▶ [Data entries]
.....

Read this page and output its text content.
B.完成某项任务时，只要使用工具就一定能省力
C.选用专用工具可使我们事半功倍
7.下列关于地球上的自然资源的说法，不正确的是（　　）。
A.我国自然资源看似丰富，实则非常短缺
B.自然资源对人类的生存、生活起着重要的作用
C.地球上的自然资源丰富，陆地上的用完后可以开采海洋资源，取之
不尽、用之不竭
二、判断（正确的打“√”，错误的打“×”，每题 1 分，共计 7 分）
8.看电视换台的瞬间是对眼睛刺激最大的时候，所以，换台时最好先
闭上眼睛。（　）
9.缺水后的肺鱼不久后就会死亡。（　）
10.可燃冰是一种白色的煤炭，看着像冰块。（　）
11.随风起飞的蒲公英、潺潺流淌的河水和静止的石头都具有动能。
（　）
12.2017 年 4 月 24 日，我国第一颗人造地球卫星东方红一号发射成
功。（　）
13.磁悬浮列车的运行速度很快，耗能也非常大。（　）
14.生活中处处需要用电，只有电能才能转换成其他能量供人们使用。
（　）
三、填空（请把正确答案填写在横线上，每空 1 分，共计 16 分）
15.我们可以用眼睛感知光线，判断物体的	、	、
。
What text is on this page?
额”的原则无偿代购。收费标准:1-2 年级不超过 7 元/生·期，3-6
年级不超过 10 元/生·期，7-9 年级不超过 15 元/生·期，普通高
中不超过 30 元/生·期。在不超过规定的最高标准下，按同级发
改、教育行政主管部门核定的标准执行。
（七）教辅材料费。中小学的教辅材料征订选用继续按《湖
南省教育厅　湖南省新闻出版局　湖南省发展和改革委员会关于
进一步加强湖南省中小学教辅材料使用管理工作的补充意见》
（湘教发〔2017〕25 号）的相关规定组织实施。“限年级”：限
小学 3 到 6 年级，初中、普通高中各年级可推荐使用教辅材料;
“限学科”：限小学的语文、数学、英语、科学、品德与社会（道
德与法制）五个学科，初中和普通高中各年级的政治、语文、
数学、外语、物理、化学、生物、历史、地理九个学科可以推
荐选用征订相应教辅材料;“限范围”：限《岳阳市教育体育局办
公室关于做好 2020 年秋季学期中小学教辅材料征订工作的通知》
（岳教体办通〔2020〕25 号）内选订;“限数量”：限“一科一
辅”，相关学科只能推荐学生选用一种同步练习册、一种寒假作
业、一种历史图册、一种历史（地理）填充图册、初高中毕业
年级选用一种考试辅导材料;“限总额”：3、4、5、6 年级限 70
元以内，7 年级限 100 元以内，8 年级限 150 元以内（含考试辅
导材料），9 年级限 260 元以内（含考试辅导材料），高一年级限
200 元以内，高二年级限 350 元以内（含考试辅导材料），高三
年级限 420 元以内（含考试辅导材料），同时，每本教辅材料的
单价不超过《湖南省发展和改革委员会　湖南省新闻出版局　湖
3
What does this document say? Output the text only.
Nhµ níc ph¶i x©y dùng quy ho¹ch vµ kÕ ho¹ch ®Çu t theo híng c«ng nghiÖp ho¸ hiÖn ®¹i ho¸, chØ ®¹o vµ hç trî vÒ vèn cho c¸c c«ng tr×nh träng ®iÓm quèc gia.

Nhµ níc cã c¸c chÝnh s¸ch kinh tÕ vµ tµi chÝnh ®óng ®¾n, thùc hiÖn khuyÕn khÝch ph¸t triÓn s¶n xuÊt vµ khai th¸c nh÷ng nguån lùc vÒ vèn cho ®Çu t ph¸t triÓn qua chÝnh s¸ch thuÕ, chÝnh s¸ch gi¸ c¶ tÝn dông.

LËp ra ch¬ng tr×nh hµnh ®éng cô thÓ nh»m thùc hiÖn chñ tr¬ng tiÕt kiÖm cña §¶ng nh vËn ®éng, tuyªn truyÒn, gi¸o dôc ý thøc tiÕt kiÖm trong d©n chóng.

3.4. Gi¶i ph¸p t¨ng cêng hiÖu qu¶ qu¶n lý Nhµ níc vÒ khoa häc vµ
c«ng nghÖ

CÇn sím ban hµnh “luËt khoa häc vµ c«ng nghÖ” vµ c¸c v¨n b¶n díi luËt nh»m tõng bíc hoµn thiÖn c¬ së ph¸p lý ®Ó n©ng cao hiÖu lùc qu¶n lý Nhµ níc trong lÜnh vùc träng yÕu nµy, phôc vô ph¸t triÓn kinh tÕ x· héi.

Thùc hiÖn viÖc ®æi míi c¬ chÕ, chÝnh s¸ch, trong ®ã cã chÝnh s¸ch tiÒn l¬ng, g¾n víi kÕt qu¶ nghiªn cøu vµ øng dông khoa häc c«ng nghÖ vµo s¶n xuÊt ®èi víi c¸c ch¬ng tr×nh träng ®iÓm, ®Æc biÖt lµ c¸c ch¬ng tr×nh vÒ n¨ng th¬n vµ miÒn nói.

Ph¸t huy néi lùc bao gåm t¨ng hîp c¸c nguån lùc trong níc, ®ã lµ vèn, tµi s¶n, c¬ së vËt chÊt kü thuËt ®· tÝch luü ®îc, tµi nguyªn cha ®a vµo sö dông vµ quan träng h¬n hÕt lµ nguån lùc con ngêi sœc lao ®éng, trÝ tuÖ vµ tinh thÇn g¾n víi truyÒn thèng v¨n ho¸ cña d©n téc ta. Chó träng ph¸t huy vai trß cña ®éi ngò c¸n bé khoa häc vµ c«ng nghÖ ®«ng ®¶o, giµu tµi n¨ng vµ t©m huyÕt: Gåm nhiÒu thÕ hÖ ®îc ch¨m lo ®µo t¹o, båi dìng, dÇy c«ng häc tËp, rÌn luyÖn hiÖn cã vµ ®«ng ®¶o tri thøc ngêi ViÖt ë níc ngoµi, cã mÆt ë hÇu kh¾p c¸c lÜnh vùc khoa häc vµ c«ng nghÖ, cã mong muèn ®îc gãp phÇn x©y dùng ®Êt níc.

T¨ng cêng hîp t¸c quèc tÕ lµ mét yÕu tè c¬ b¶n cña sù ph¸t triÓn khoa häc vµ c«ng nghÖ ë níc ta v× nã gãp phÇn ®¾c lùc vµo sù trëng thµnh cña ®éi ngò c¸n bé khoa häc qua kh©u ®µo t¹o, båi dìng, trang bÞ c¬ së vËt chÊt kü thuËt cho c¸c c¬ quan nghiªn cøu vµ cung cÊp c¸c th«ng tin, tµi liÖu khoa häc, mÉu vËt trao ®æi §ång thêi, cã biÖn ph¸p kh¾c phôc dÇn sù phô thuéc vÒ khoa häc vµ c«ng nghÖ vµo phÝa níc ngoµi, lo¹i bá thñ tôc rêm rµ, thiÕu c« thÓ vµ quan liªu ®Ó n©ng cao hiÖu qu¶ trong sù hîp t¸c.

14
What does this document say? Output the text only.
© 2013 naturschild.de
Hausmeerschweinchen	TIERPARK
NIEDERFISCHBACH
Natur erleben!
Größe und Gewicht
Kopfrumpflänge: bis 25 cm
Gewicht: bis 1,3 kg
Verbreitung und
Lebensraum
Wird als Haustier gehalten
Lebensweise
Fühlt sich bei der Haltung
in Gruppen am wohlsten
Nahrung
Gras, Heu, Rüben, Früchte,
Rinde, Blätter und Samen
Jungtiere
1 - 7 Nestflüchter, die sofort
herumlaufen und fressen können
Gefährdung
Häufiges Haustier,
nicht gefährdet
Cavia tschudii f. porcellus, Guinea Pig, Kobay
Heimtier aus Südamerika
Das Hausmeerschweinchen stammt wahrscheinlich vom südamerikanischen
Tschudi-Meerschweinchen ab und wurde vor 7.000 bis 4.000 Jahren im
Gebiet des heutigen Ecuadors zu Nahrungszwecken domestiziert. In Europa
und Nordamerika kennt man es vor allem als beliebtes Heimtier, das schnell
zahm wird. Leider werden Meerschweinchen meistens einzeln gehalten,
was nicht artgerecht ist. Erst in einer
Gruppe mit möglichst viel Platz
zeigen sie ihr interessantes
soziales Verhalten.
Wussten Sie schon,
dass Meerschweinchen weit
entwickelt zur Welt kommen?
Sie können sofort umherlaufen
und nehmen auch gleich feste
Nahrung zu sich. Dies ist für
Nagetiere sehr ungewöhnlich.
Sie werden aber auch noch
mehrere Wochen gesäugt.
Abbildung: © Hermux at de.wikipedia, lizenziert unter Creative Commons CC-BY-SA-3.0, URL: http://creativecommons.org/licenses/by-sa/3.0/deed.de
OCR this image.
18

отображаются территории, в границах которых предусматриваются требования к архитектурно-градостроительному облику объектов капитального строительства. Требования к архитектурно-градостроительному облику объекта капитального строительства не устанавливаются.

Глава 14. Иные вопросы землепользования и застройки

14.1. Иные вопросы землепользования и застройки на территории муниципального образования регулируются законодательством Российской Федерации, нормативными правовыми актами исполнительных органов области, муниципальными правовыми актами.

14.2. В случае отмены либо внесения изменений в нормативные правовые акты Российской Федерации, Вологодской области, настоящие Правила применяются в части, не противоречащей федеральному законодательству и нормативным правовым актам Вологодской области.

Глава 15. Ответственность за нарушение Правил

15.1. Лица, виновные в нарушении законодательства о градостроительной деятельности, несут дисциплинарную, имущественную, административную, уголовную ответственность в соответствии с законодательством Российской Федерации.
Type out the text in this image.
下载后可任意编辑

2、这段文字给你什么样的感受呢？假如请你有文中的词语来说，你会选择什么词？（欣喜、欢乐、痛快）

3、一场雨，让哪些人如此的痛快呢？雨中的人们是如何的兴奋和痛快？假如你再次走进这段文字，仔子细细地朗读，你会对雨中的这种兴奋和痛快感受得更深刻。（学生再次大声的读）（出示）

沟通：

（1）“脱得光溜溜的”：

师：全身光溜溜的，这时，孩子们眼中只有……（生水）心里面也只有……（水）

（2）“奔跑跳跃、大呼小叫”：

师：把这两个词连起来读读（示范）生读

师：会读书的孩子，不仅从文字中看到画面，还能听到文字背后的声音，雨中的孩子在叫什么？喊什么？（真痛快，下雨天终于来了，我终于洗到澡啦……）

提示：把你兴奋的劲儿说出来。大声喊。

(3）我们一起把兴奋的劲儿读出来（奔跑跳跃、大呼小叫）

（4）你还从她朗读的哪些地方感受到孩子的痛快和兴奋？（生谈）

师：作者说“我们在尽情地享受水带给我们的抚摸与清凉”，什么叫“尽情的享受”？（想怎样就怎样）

.....

▶ [THE PROBLEM] State the count of lines in the data holding the word "auch", adding nothing to it.

▶ [COMPLETE OUTPUT] 2